What the task asks:
Find and copy lines holding "installed".

* * * * *

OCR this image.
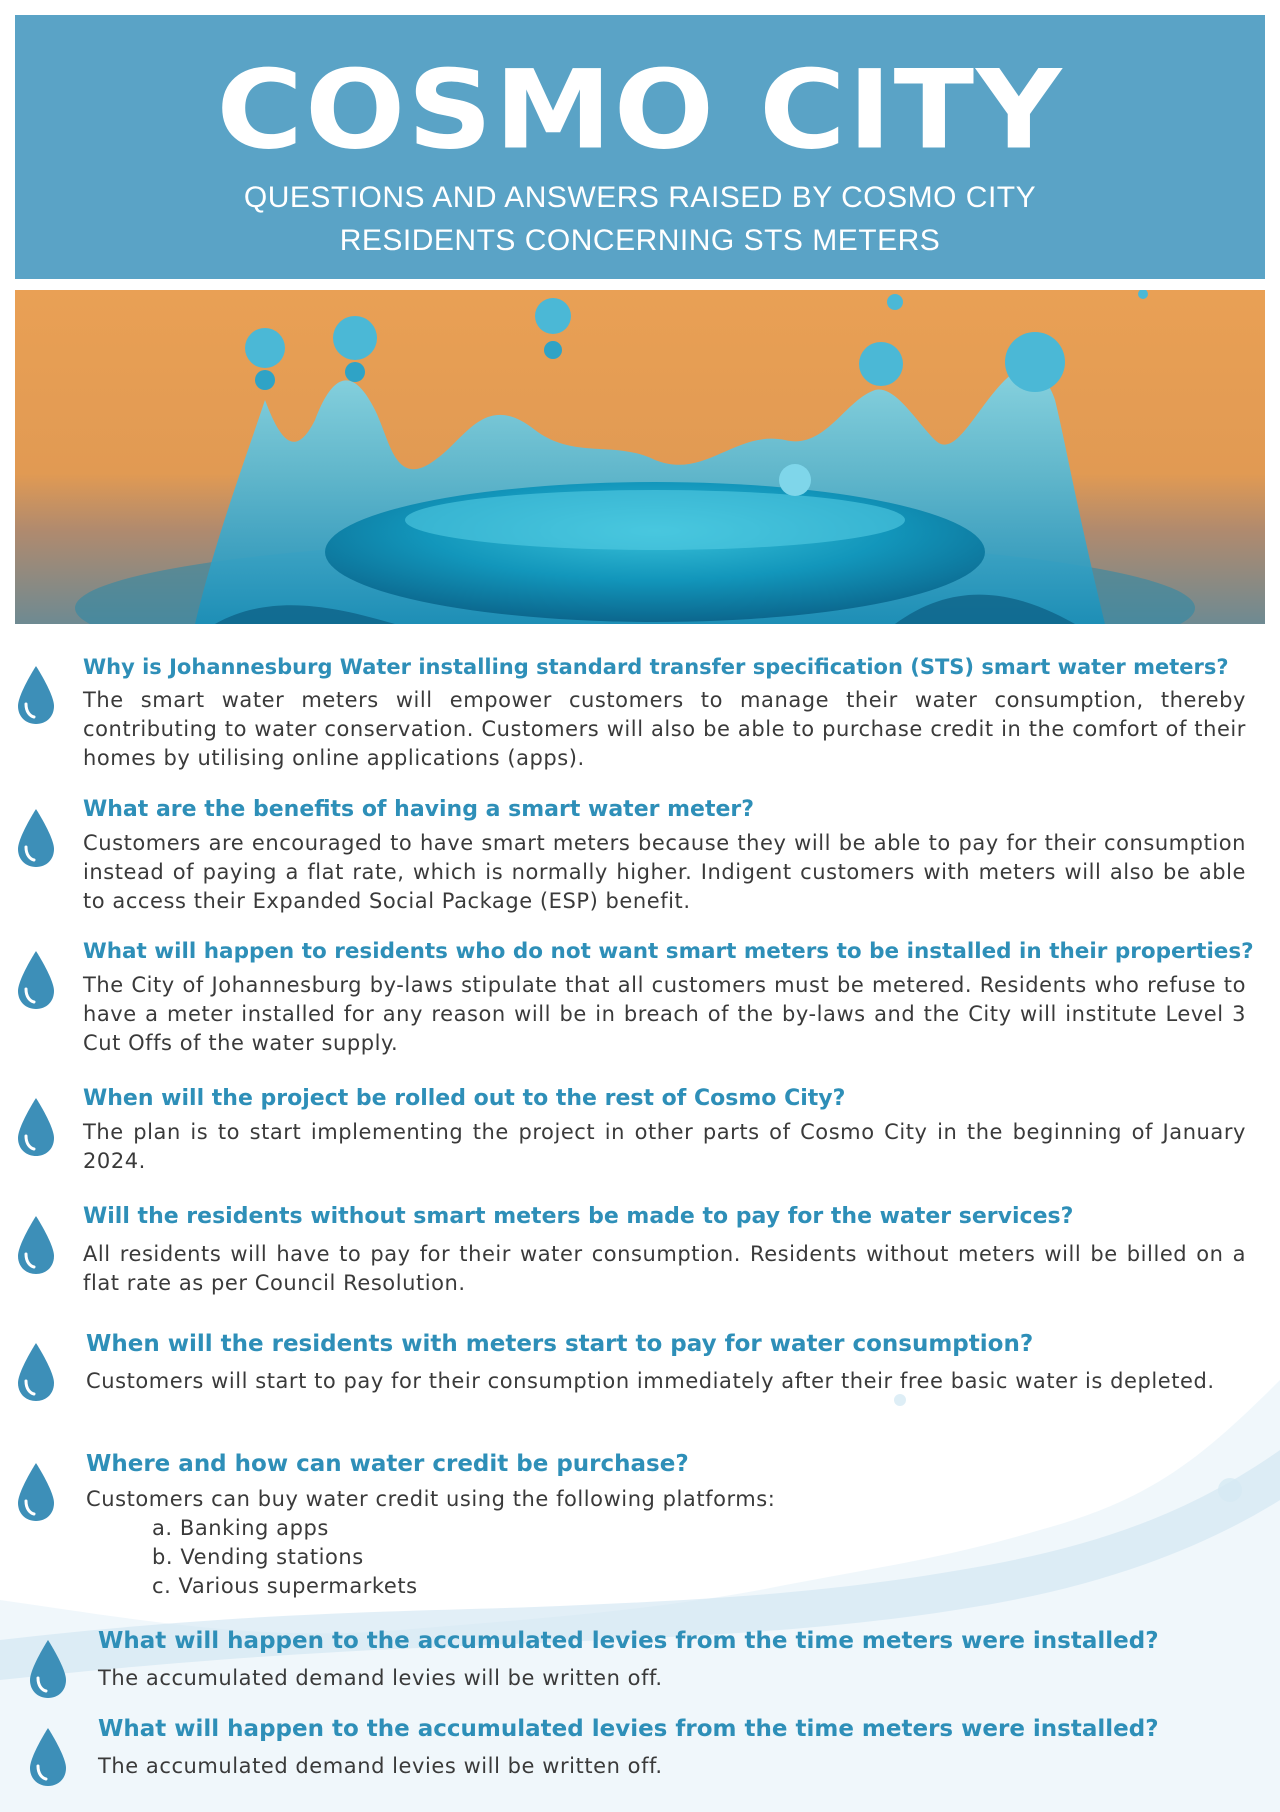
COSMO CITY
QUESTIONS AND ANSWERS RAISED BY COSMO CITY
RESIDENTS CONCERNING STS METERS
Why is Johannesburg Water installing standard transfer specification (STS) smart water meters?
The smart water meters will empower customers to manage their water consumption, thereby contributing to water conservation. Customers will also be able to purchase credit in the comfort of their homes by utilising online applications (apps).
What are the benefits of having a smart water meter?
Customers are encouraged to have smart meters because they will be able to pay for their consumption instead of paying a flat rate, which is normally higher. Indigent customers with meters will also be able to access their Expanded Social Package (ESP) benefit.
What will happen to residents who do not want smart meters to be installed in their properties?
The City of Johannesburg by-laws stipulate that all customers must be metered. Residents who refuse to have a meter installed for any reason will be in breach of the by-laws and the City will institute Level 3 Cut Offs of the water supply.
When will the project be rolled out to the rest of Cosmo City?
The plan is to start implementing the project in other parts of Cosmo City in the beginning of January 2024.
Will the residents without smart meters be made to pay for the water services?
All residents will have to pay for their water consumption. Residents without meters will be billed on a flat rate as per Council Resolution.
When will the residents with meters start to pay for water consumption?
Customers will start to pay for their consumption immediately after their free basic water is depleted.
Where and how can water credit be purchase?
Customers can buy water credit using the following platforms:
a. Banking apps
b. Vending stations
c. Various supermarkets
What will happen to the accumulated levies from the time meters were installed?
The accumulated demand levies will be written off.
What will happen to the accumulated levies from the time meters were installed?
The accumulated demand levies will be written off.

* * * * *

Answer below:
What will happen to residents who do not want smart meters to be installed in their properties?
The City of Johannesburg by-laws stipulate that all customers must be metered. Residents who refuse to have a meter installed for any reason will be in breach of the by-laws and the City will institute Level 3 Cut Offs of the water supply.
What will happen to the accumulated levies from the time meters were installed?
What will happen to the accumulated levies from the time meters were installed?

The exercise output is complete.